• Exercise prompt
Pick out all lines in the listing holding the string "COOMe" and copy them.
· · ·
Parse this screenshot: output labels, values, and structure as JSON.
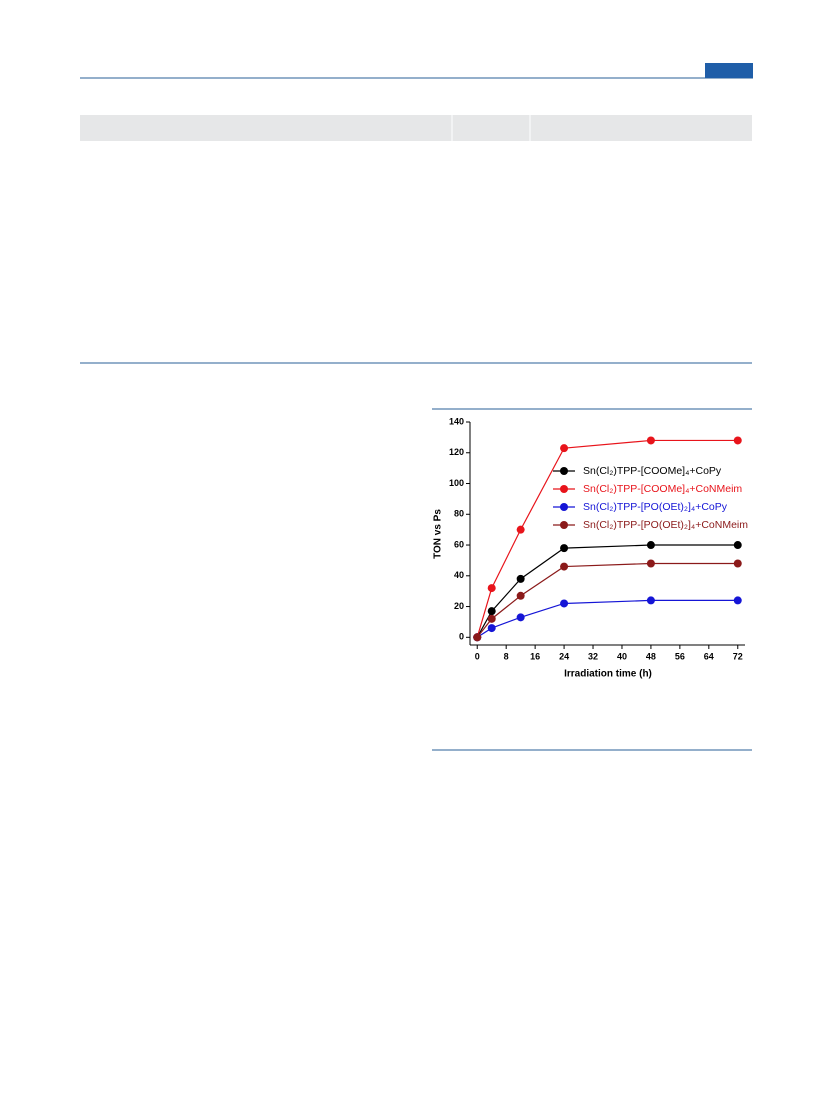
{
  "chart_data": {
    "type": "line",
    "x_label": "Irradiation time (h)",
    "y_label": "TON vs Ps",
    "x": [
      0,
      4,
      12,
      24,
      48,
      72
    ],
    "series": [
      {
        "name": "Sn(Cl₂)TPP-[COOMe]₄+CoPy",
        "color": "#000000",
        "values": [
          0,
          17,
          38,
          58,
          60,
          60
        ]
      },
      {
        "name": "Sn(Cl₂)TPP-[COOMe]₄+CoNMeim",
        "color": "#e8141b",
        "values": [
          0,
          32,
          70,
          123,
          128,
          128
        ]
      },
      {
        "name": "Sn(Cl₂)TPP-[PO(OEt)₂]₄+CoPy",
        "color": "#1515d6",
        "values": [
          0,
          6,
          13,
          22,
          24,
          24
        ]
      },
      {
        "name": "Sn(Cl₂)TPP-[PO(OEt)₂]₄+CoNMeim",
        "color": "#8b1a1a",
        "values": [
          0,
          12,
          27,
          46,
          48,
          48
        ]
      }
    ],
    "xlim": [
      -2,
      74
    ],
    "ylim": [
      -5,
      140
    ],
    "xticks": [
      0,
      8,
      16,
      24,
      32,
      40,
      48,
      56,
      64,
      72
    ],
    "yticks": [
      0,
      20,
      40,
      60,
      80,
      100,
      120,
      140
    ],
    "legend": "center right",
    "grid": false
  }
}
· · ·
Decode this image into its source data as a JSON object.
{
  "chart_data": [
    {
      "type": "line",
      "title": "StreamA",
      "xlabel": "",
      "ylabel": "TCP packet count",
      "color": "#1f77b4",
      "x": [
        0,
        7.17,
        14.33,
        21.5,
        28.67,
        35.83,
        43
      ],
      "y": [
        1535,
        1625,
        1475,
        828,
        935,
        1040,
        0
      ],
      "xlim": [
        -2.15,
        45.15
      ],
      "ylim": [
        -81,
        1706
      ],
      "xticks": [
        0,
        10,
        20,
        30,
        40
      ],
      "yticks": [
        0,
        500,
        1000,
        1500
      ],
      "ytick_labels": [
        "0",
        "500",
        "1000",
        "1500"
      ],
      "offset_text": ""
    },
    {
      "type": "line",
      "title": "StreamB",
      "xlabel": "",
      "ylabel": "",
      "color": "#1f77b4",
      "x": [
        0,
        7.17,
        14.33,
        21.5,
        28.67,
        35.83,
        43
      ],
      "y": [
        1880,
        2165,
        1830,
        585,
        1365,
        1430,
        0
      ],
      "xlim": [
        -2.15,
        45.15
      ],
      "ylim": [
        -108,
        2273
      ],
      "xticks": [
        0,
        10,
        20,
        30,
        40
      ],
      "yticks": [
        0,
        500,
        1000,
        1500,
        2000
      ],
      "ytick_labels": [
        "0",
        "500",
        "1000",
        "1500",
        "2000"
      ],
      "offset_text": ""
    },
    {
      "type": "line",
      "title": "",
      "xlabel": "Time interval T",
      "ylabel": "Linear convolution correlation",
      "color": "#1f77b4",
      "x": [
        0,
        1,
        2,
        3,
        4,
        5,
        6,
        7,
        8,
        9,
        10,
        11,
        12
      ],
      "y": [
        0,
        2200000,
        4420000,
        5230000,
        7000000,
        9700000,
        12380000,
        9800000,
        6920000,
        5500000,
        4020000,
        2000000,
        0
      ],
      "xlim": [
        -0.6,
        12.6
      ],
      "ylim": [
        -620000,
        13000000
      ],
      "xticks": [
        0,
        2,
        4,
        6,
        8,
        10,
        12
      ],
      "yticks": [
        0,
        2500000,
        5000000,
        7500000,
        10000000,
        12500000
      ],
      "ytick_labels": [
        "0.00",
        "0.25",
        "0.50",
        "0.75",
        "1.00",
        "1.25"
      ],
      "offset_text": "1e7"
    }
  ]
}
· · ·
• Exercise output
        "name": "Sn(Cl₂)TPP-[COOMe]₄+CoPy",
        "name": "Sn(Cl₂)TPP-[COOMe]₄+CoNMeim",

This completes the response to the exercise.